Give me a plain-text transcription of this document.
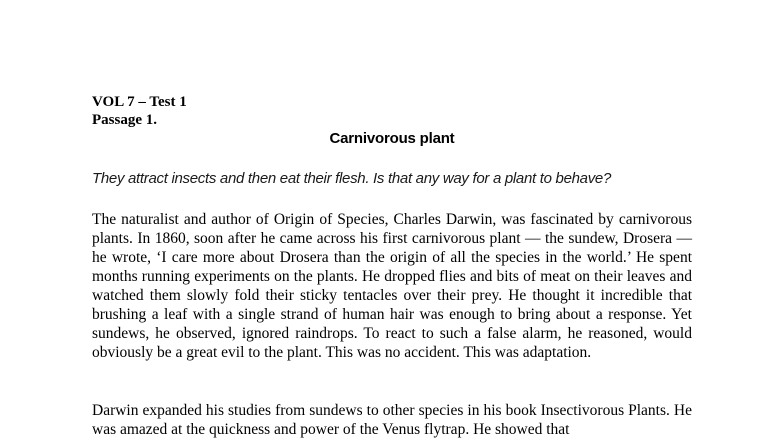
VOL 7 – Test 1
Passage 1.
Carnivorous plant
They attract insects and then eat their flesh. Is that any way for a plant to behave?
The naturalist and author of Origin of Species, Charles Darwin, was fascinated by carnivorous plants. In 1860, soon after he came across his first carnivorous plant — the sundew, Drosera — he wrote, ‘I care more about Drosera than the origin of all the species in the world.’ He spent months running experiments on the plants. He dropped flies and bits of meat on their leaves and watched them slowly fold their sticky tentacles over their prey. He thought it incredible that brushing a leaf with a single strand of human hair was enough to bring about a response. Yet sundews, he observed, ignored raindrops. To react to such a false alarm, he reasoned, would obviously be a great evil to the plant. This was no accident. This was adaptation.
Darwin expanded his studies from sundews to other species in his book Insectivorous Plants. He was amazed at the quickness and power of the Venus flytrap. He showed that
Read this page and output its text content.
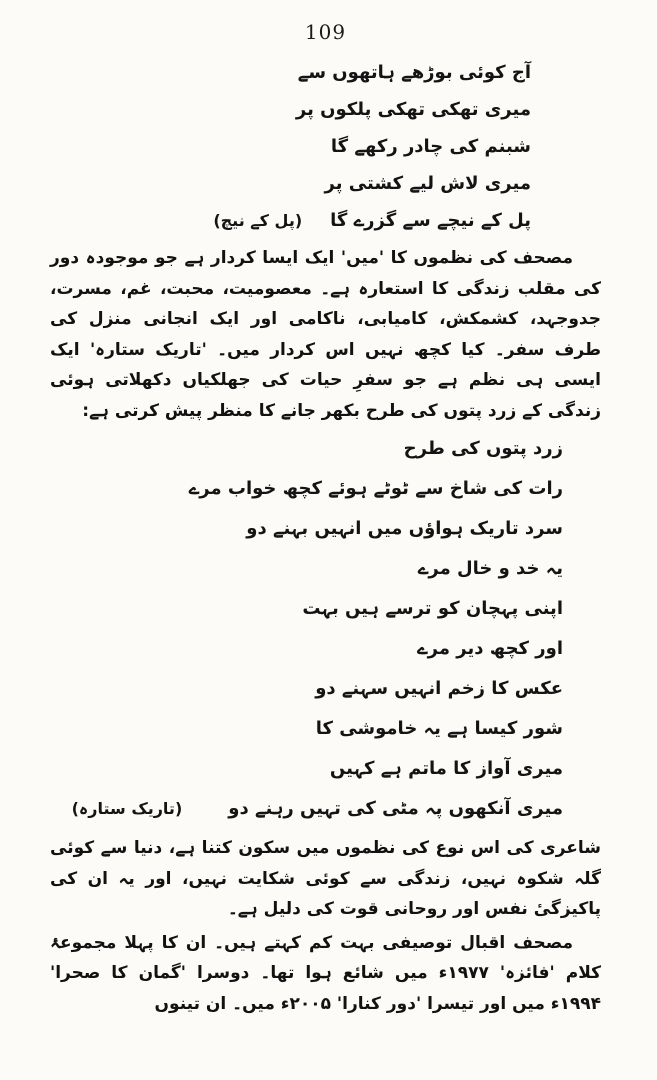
109
آج کوئی بوڑھے ہاتھوں سے
میری تھکی تھکی پلکوں پر
شبنم کی چادر رکھے گا
میری لاش لیے کشتی پر
پل کے نیچے سے گزرے گا
(پل کے نیچ)

مصحف کی نظموں کا 'میں' ایک ایسا کردار ہے جو موجودہ دور کی مقلب زندگی کا استعارہ ہے۔ معصومیت، محبت، غم، مسرت، جدوجہد، کشمکش، کامیابی، ناکامی اور ایک انجانی منزل کی طرف سفر۔ کیا کچھ نہیں اس کردار میں۔ 'تاریک ستارہ' ایک ایسی ہی نظم ہے جو سفرِ حیات کی جھلکیاں دکھلاتی ہوئی زندگی کے زرد پتوں کی طرح بکھر جانے کا منظر پیش کرتی ہے:

زرد پتوں کی طرح
رات کی شاخ سے ٹوٹے ہوئے کچھ خواب مرے
سرد تاریک ہواؤں میں انہیں بہنے دو
یہ خد و خال مرے
اپنی پہچان کو ترسے ہیں بہت
اور کچھ دیر مرے
عکس کا زخم انہیں سہنے دو
شور کیسا ہے یہ خاموشی کا
میری آواز کا ماتم ہے کہیں
میری آنکھوں پہ مٹی کی تہیں رہنے دو
(تاریک ستارہ)

شاعری کی اس نوع کی نظموں میں سکون کتنا ہے، دنیا سے کوئی گلہ شکوہ نہیں، زندگی سے کوئی شکایت نہیں، اور یہ ان کی پاکیزگیٔ نفس اور روحانی قوت کی دلیل ہے۔

مصحف اقبال توصیفی بہت کم کہتے ہیں۔ ان کا پہلا مجموعۂ کلام 'فائزہ' ۱۹۷۷ء میں شائع ہوا تھا۔ دوسرا 'گمان کا صحرا' ۱۹۹۴ء میں اور تیسرا 'دور کنارا' ۲۰۰۵ء میں۔ ان تینوں
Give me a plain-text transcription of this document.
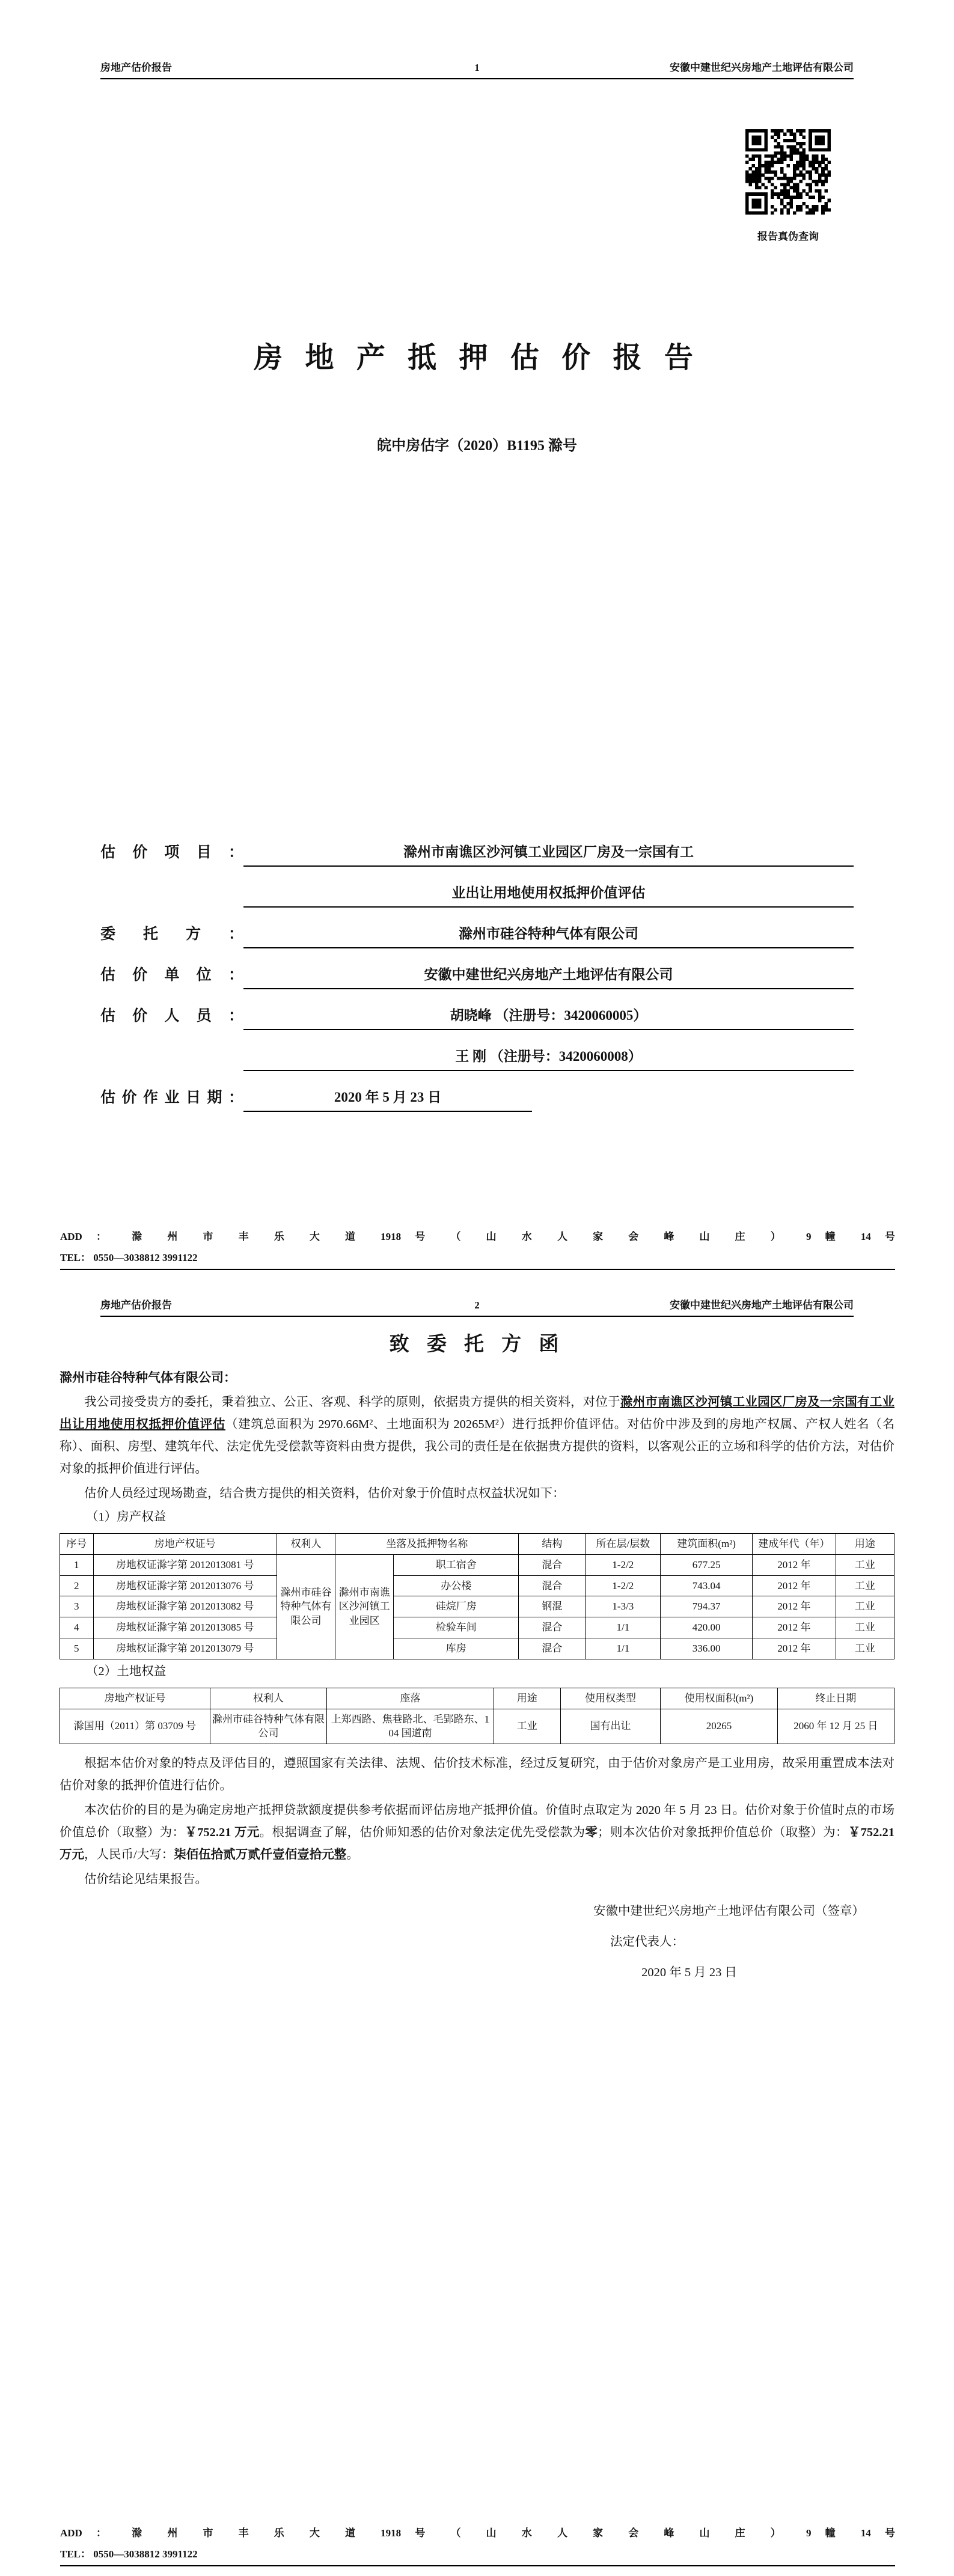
房地产估价报告	1	安徽中建世纪兴房地产土地评估有限公司
报告真伪查询
房 地 产 抵 押 估 价 报 告
皖中房估字（2020）B1195 滁号
估 价 项 目 ：	滁州市南谯区沙河镇工业园区厂房及一宗国有工
业出让用地使用权抵押价值评估
委 托 方 ：	滁州市硅谷特种气体有限公司
估 价 单 位 ：	安徽中建世纪兴房地产土地评估有限公司
估 价 人 员 ：	胡晓峰 （注册号：3420060005）
王 刚 （注册号：3420060008）
估价作业日期：	2020 年 5 月 23 日
ADD ： 滁 州 市 丰 乐 大 道 1918 号 （ 山 水 人 家 会 峰 山 庄 ） 9 幢 14 号
TEL： 0550—3038812 3991122
房地产估价报告	2	安徽中建世纪兴房地产土地评估有限公司
致 委 托 方 函

滁州市硅谷特种气体有限公司：

我公司接受贵方的委托，秉着独立、公正、客观、科学的原则，依据贵方提供的相关资料，对位于滁州市南谯区沙河镇工业园区厂房及一宗国有工业出让用地使用权抵押价值评估（建筑总面积为 2970.66M²、土地面积为 20265M²）进行抵押价值评估。对估价中涉及到的房地产权属、产权人姓名（名称）、面积、房型、建筑年代、法定优先受偿款等资料由贵方提供，我公司的责任是在依据贵方提供的资料，以客观公正的立场和科学的估价方法，对估价对象的抵押价值进行评估。

估价人员经过现场勘查，结合贵方提供的相关资料，估价对象于价值时点权益状况如下：

（1）房产权益

序号	房地产权证号	权利人	坐落及抵押物名称		结构	所在层/层数	建筑面积(m²)	建成年代（年）	用途
1	房地权证滁字第 2012013081 号	滁州市硅谷特种气体有限公司	滁州市南谯区沙河镇工业园区	职工宿舍	混合	1-2/2	677.25	2012 年	工业
2	房地权证滁字第 2012013076 号			办公楼	混合	1-2/2	743.04	2012 年	工业
3	房地权证滁字第 2012013082 号			硅烷厂房	钢混	1-3/3	794.37	2012 年	工业
4	房地权证滁字第 2012013085 号			检验车间	混合	1/1	420.00	2012 年	工业
5	房地权证滁字第 2012013079 号			库房	混合	1/1	336.00	2012 年	工业

（2）土地权益

房地产权证号	权利人	座落	用途	使用权类型	使用权面积(m²)	终止日期
滁国用（2011）第 03709 号	滁州市硅谷特种气体有限公司	上郑西路、焦巷路北、毛郢路东、104 国道南	工业	国有出让	20265	2060 年 12 月 25 日

根据本估价对象的特点及评估目的，遵照国家有关法律、法规、估价技术标准，经过反复研究，由于估价对象房产是工业用房，故采用重置成本法对估价对象的抵押价值进行估价。

本次估价的目的是为确定房地产抵押贷款额度提供参考依据而评估房地产抵押价值。价值时点取定为 2020 年 5 月 23 日。估价对象于价值时点的市场价值总价（取整）为：￥752.21 万元。根据调查了解，估价师知悉的估价对象法定优先受偿款为零；则本次估价对象抵押价值总价（取整）为：￥752.21 万元，人民币/大写：柒佰伍拾贰万贰仟壹佰壹拾元整。

估价结论见结果报告。

安徽中建世纪兴房地产土地评估有限公司（签章）
法定代表人：
2020 年 5 月 23 日
ADD ： 滁 州 市 丰 乐 大 道 1918 号 （ 山 水 人 家 会 峰 山 庄 ） 9 幢 14 号
TEL： 0550—3038812 3991122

━━━

EXERCISE AIM ->
Gather all lines with the string "کوئی" from the data.

TASK ANSWER ->
آج کوئی بوڑھے ہاتھوں سے
شاعری کی اس نوع کی نظموں میں سکون کتنا ہے، دنیا سے کوئی گلہ شکوہ نہیں، زندگی سے کوئی شکایت نہیں، اور یہ ان کی پاکیزگیٔ نفس اور روحانی قوت کی دلیل ہے۔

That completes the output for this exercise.